To be done >>
Repeat the material below exactly, with no pictures.
— START OF Data shown —
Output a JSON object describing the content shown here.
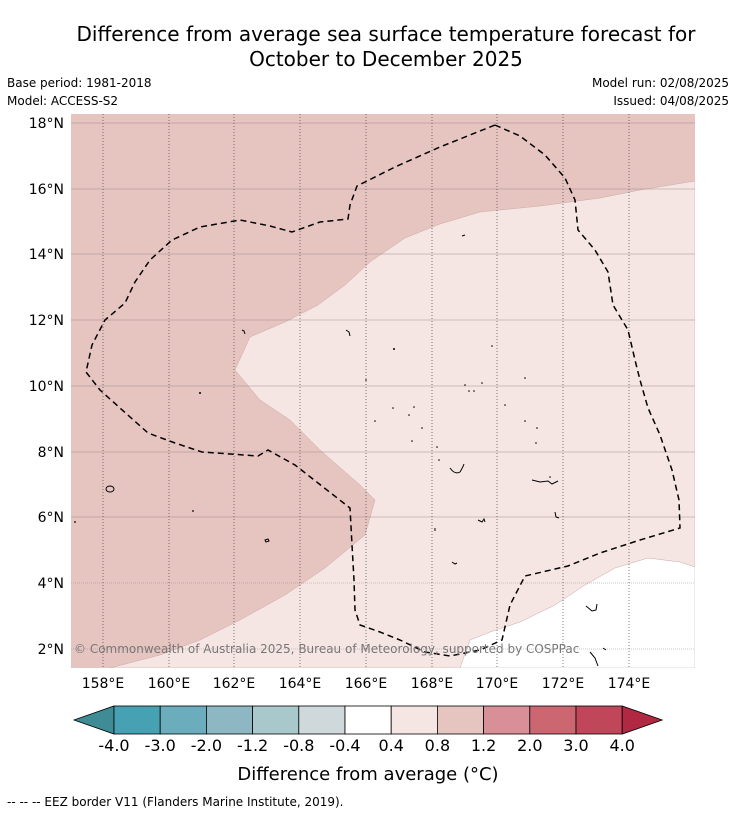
{
  "title_line1": "Difference from average sea surface temperature forecast for",
  "title_line2": "October to December 2025",
  "base_period": "Base period: 1981-2018",
  "model": "Model: ACCESS-S2",
  "model_run": "Model run: 02/08/2025",
  "issued": "Issued: 04/08/2025",
  "copyright": "© Commonwealth of Australia 2025, Bureau of Meteorology, supported by COSPPac",
  "footnote": "--  --  -- EEZ border V11 (Flanders Marine Institute, 2019).",
  "map": {
    "lat_labels": [
      "18°N",
      "16°N",
      "14°N",
      "12°N",
      "10°N",
      "8°N",
      "6°N",
      "4°N",
      "2°N"
    ],
    "lon_labels": [
      "158°E",
      "160°E",
      "162°E",
      "164°E",
      "166°E",
      "168°E",
      "170°E",
      "172°E",
      "174°E"
    ],
    "zones": [
      {
        "name": "0.8 to 1.2",
        "color": "#e6c5c1"
      },
      {
        "name": "0.4 to 0.8",
        "color": "#f5e6e4"
      },
      {
        "name": "-0.4 to 0.4",
        "color": "#ffffff"
      }
    ]
  },
  "legend": {
    "title": "Difference from average (°C)",
    "ticks": [
      "-4.0",
      "-3.0",
      "-2.0",
      "-1.2",
      "-0.8",
      "-0.4",
      "0.4",
      "0.8",
      "1.2",
      "2.0",
      "3.0",
      "4.0"
    ],
    "colors": [
      "#3f8c96",
      "#46a2b3",
      "#6cadbd",
      "#8db7c2",
      "#a9c8cc",
      "#cfd9db",
      "#ffffff",
      "#f5e6e4",
      "#e6c5c1",
      "#d98f97",
      "#cc6670",
      "#c0465a",
      "#b12843"
    ]
  }
}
— END OF Data shown —
The completed task >>
Output a JSON object describing the content shown here.
{
  "title_line1": "Difference from average sea surface temperature forecast for",
  "title_line2": "October to December 2025",
  "base_period": "Base period: 1981-2018",
  "model": "Model: ACCESS-S2",
  "model_run": "Model run: 02/08/2025",
  "issued": "Issued: 04/08/2025",
  "copyright": "© Commonwealth of Australia 2025, Bureau of Meteorology, supported by COSPPac",
  "footnote": "--  --  -- EEZ border V11 (Flanders Marine Institute, 2019).",
  "map": {
    "lat_labels": [
      "18°N",
      "16°N",
      "14°N",
      "12°N",
      "10°N",
      "8°N",
      "6°N",
      "4°N",
      "2°N"
    ],
    "lon_labels": [
      "158°E",
      "160°E",
      "162°E",
      "164°E",
      "166°E",
      "168°E",
      "170°E",
      "172°E",
      "174°E"
    ],
    "zones": [
      {
        "name": "0.8 to 1.2",
        "color": "#e6c5c1"
      },
      {
        "name": "0.4 to 0.8",
        "color": "#f5e6e4"
      },
      {
        "name": "-0.4 to 0.4",
        "color": "#ffffff"
      }
    ]
  },
  "legend": {
    "title": "Difference from average (°C)",
    "ticks": [
      "-4.0",
      "-3.0",
      "-2.0",
      "-1.2",
      "-0.8",
      "-0.4",
      "0.4",
      "0.8",
      "1.2",
      "2.0",
      "3.0",
      "4.0"
    ],
    "colors": [
      "#3f8c96",
      "#46a2b3",
      "#6cadbd",
      "#8db7c2",
      "#a9c8cc",
      "#cfd9db",
      "#ffffff",
      "#f5e6e4",
      "#e6c5c1",
      "#d98f97",
      "#cc6670",
      "#c0465a",
      "#b12843"
    ]
  }
}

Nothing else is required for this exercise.